* _YOUR TASK_
Copy each line of the entries that contains the word "отверстия".

** BEGIN **

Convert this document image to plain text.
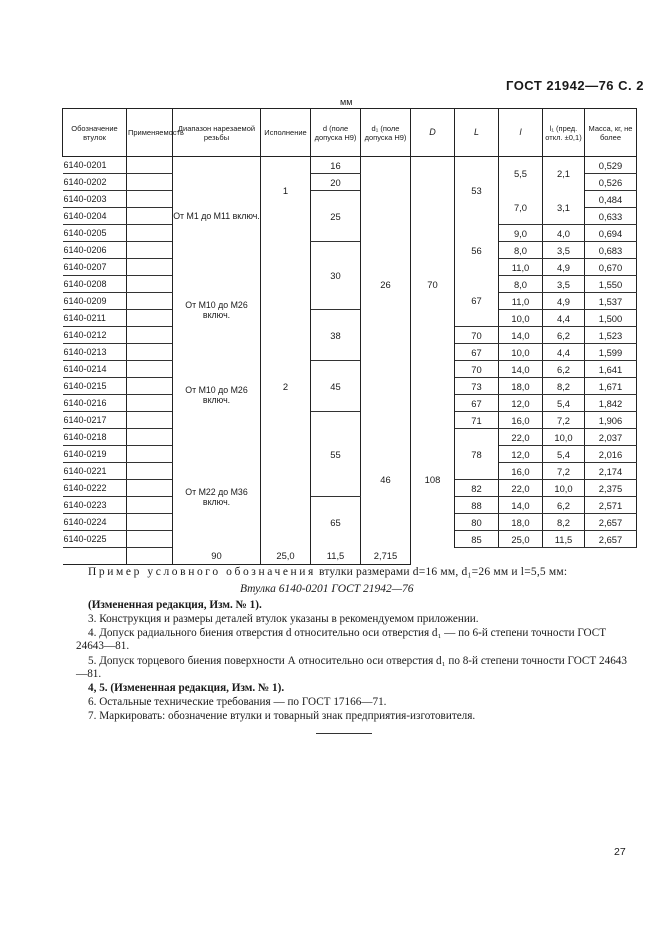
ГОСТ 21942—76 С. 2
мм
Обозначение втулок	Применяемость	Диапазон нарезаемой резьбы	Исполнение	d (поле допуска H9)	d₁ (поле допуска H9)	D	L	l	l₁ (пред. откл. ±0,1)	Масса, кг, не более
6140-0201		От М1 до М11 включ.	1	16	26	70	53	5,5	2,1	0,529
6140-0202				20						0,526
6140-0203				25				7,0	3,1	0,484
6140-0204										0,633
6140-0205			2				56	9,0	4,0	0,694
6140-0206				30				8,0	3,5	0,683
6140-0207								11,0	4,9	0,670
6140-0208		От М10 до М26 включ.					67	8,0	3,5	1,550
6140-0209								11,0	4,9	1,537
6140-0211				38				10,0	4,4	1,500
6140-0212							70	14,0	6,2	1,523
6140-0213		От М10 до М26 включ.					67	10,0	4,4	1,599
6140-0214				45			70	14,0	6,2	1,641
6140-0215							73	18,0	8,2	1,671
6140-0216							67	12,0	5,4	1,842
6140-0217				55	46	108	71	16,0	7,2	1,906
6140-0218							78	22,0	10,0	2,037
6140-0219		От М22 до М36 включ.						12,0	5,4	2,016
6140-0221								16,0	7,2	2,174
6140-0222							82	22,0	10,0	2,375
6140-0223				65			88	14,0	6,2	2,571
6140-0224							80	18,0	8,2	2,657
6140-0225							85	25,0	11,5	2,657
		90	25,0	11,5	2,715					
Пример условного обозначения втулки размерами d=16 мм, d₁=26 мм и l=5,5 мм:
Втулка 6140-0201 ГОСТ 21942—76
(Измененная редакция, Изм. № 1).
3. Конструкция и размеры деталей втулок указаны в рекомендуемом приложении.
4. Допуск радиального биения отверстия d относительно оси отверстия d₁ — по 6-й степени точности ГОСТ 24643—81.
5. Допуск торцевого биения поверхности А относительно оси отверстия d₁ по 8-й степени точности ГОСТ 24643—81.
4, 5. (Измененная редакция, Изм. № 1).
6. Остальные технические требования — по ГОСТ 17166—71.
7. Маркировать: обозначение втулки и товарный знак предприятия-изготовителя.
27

** END **

* _SOLUTION FOR THIS PROBLEM_
4. Допуск радиального биения отверстия d относительно оси отверстия d₁ — по 6-й степени точности ГОСТ 24643—81.
5. Допуск торцевого биения поверхности А относительно оси отверстия d₁ по 8-й степени точности ГОСТ 24643—81.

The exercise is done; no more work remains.